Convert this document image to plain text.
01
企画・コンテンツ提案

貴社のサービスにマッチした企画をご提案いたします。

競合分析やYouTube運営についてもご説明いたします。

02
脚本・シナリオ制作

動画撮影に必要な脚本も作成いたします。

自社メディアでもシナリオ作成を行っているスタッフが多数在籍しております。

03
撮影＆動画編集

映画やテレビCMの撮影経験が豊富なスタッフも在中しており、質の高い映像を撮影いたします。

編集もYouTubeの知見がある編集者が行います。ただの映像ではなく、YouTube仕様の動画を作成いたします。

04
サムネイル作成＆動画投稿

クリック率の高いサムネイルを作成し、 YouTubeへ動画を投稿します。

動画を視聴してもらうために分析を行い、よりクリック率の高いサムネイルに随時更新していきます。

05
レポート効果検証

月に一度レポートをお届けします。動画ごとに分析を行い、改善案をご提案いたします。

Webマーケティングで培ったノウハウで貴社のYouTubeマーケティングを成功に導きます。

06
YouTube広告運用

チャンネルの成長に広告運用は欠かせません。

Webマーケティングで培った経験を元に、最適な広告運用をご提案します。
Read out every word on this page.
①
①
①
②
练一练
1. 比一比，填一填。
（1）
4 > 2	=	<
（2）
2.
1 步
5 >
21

● ● ● ● ●

Work required: Copy out the material word for word and line for line.

Result of the exercise:
Convert this document image to plain text.
01
企画・コンテンツ提案

貴社のサービスにマッチした企画をご提案いたします。

競合分析やYouTube運営についてもご説明いたします。

02
脚本・シナリオ制作

動画撮影に必要な脚本も作成いたします。

自社メディアでもシナリオ作成を行っているスタッフが多数在籍しております。

03
撮影＆動画編集

映画やテレビCMの撮影経験が豊富なスタッフも在中しており、質の高い映像を撮影いたします。

編集もYouTubeの知見がある編集者が行います。ただの映像ではなく、YouTube仕様の動画を作成いたします。

04
サムネイル作成＆動画投稿

クリック率の高いサムネイルを作成し、 YouTubeへ動画を投稿します。

動画を視聴してもらうために分析を行い、よりクリック率の高いサムネイルに随時更新していきます。

05
レポート効果検証

月に一度レポートをお届けします。動画ごとに分析を行い、改善案をご提案いたします。

Webマーケティングで培ったノウハウで貴社のYouTubeマーケティングを成功に導きます。

06
YouTube広告運用

チャンネルの成長に広告運用は欠かせません。

Webマーケティングで培った経験を元に、最適な広告運用をご提案します。
Read out every word on this page.
①
①
①
②
练一练
1. 比一比，填一填。
（1）
4 > 2	=	<
（2）
2.
1 步
5 >
21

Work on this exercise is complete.